WHAT YOU WILL DO: Look at each line of the records and count those with "создания" in them. Please answer with the count alone.

Data records:
* begin *

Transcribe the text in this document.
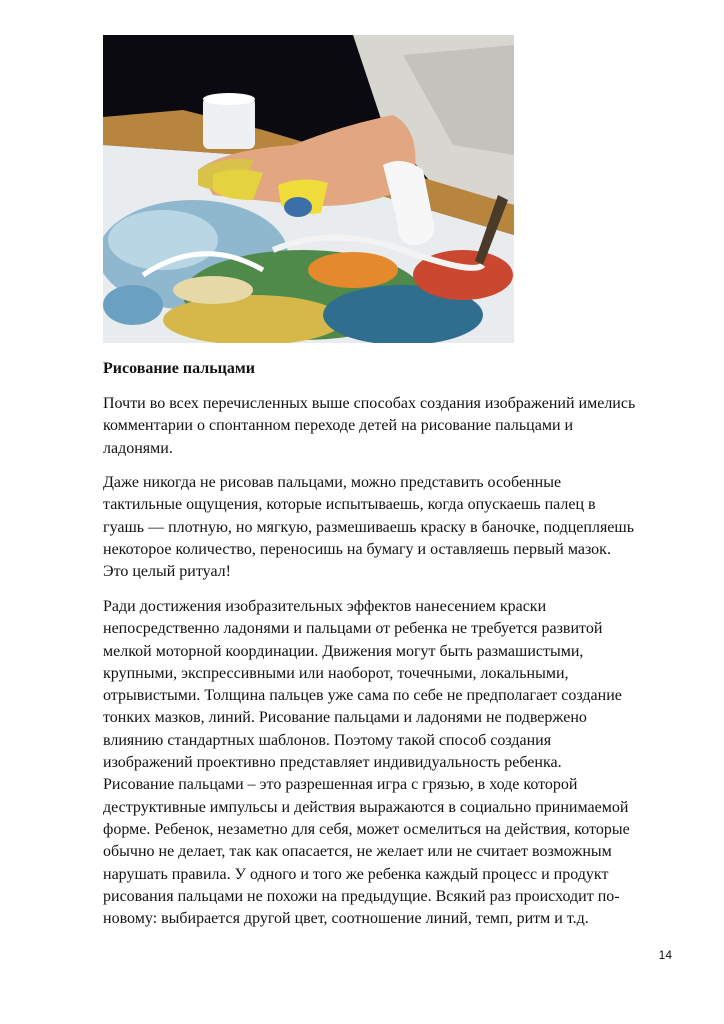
Рисование пальцами

Почти во всех перечисленных выше способах создания изображений имелись
комментарии о спонтанном переходе детей на рисование пальцами и
ладонями.

Даже никогда не рисовав пальцами, можно представить особенные
тактильные ощущения, которые испытываешь, когда опускаешь палец в
гуашь — плотную, но мягкую, размешиваешь краску в баночке, подцепляешь
некоторое количество, переносишь на бумагу и оставляешь первый мазок.
Это целый ритуал!

Ради достижения изобразительных эффектов нанесением краски
непосредственно ладонями и пальцами от ребенка не требуется развитой
мелкой моторной координации. Движения могут быть размашистыми,
крупными, экспрессивными или наоборот, точечными, локальными,
отрывистыми. Толщина пальцев уже сама по себе не предполагает создание
тонких мазков, линий. Рисование пальцами и ладонями не подвержено
влиянию стандартных шаблонов. Поэтому такой способ создания
изображений проективно представляет индивидуальность ребенка.
Рисование пальцами – это разрешенная игра с грязью, в ходе которой
деструктивные импульсы и действия выражаются в социально принимаемой
форме. Ребенок, незаметно для себя, может осмелиться на действия, которые
обычно не делает, так как опасается, не желает или не считает возможным
нарушать правила. У одного и того же ребенка каждый процесс и продукт
рисования пальцами не похожи на предыдущие. Всякий раз происходит по-
новому: выбирается другой цвет, соотношение линий, темп, ритм и т.д.

14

* end *

ANSWER TO THE EXERCISE: 2